Task to carry out: Copy every line that contains the string "Default" from the entries below.
** Start Data entries **
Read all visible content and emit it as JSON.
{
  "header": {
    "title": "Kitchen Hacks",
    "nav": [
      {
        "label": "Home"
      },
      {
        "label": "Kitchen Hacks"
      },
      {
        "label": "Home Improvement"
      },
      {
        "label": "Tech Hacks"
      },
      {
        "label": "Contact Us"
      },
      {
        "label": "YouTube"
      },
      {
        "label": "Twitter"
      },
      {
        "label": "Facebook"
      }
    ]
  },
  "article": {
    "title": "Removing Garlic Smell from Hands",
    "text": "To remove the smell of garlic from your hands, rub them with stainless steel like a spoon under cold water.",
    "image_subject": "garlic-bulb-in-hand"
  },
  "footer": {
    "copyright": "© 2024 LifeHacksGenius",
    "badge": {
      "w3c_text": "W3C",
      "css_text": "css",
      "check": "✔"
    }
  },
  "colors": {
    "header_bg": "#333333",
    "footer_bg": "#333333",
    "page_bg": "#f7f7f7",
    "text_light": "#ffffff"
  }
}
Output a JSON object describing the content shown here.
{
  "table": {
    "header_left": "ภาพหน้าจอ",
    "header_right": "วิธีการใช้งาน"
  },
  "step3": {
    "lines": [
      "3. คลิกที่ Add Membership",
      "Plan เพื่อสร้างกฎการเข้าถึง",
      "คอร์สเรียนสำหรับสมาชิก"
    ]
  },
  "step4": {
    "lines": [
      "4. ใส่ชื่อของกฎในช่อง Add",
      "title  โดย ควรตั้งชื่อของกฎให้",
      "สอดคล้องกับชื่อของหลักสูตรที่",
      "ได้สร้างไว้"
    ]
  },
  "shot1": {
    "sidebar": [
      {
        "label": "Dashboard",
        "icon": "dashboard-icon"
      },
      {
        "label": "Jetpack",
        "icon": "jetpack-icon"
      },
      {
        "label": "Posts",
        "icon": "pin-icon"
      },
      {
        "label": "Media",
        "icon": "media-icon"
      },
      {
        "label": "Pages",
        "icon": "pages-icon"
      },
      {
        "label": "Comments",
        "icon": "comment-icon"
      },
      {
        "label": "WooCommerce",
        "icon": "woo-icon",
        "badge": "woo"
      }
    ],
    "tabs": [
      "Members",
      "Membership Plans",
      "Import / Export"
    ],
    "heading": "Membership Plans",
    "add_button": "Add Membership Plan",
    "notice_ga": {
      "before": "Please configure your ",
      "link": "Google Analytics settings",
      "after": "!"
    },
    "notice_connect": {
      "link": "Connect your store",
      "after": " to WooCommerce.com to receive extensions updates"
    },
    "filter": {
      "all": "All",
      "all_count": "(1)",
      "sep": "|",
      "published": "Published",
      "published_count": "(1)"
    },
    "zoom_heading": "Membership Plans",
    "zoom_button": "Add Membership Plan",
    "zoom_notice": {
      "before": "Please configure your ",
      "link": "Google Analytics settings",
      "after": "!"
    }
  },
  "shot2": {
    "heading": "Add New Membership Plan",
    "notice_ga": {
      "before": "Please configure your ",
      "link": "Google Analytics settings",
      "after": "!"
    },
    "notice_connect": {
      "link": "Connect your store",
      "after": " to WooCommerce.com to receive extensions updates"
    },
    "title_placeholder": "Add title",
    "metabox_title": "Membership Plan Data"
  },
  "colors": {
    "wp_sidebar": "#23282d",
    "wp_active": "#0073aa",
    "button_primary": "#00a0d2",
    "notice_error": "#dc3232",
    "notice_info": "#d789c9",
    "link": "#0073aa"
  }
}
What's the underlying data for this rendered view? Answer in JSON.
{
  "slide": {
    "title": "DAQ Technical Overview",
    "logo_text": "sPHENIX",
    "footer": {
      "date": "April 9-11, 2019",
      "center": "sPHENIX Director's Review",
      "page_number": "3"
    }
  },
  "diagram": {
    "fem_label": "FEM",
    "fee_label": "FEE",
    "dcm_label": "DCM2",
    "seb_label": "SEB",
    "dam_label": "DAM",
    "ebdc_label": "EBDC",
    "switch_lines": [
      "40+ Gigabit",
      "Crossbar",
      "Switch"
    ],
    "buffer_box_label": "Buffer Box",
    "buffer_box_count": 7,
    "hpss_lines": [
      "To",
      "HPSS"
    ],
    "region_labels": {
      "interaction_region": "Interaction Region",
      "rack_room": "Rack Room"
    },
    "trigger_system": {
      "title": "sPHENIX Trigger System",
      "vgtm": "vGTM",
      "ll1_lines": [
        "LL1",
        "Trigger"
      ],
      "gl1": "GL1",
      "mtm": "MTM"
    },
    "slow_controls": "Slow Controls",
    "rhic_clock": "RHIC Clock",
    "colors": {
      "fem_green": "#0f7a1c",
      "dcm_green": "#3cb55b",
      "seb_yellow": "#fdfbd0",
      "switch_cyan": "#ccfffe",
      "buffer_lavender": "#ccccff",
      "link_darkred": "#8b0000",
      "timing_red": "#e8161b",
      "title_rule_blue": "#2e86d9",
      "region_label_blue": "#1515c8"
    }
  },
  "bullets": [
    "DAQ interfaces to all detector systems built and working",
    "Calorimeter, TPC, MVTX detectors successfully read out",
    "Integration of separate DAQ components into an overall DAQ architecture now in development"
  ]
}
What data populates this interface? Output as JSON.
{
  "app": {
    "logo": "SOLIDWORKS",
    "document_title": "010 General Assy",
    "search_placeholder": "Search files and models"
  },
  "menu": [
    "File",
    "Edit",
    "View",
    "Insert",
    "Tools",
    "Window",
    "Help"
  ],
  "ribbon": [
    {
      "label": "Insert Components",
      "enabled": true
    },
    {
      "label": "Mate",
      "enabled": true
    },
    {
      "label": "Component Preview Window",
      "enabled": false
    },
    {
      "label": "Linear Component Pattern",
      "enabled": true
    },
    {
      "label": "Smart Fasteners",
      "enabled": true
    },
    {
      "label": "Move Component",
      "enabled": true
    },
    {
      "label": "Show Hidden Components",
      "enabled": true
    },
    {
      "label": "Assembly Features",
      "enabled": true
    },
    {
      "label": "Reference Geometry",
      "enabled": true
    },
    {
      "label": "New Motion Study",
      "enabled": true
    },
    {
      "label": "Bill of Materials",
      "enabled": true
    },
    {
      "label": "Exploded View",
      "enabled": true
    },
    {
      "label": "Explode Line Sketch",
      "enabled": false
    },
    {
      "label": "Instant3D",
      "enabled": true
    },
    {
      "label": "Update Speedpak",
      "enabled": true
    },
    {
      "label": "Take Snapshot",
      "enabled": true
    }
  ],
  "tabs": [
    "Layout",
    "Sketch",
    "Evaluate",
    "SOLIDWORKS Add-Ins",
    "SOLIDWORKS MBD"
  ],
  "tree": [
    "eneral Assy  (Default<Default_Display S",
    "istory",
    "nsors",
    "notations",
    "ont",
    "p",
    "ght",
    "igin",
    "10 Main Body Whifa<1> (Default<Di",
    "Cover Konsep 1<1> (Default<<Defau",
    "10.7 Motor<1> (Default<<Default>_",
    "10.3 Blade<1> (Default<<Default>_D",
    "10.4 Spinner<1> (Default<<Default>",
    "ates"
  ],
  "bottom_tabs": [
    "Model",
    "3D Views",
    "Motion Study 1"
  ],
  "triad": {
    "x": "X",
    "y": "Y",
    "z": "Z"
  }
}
** End Data entries **
Response:
    "eneral Assy  (Default<Default_Display S",
    "10 Main Body Whifa<1> (Default<Di",
    "Cover Konsep 1<1> (Default<<Defau",
    "10.7 Motor<1> (Default<<Default>_",
    "10.3 Blade<1> (Default<<Default>_D",
    "10.4 Spinner<1> (Default<<Default>",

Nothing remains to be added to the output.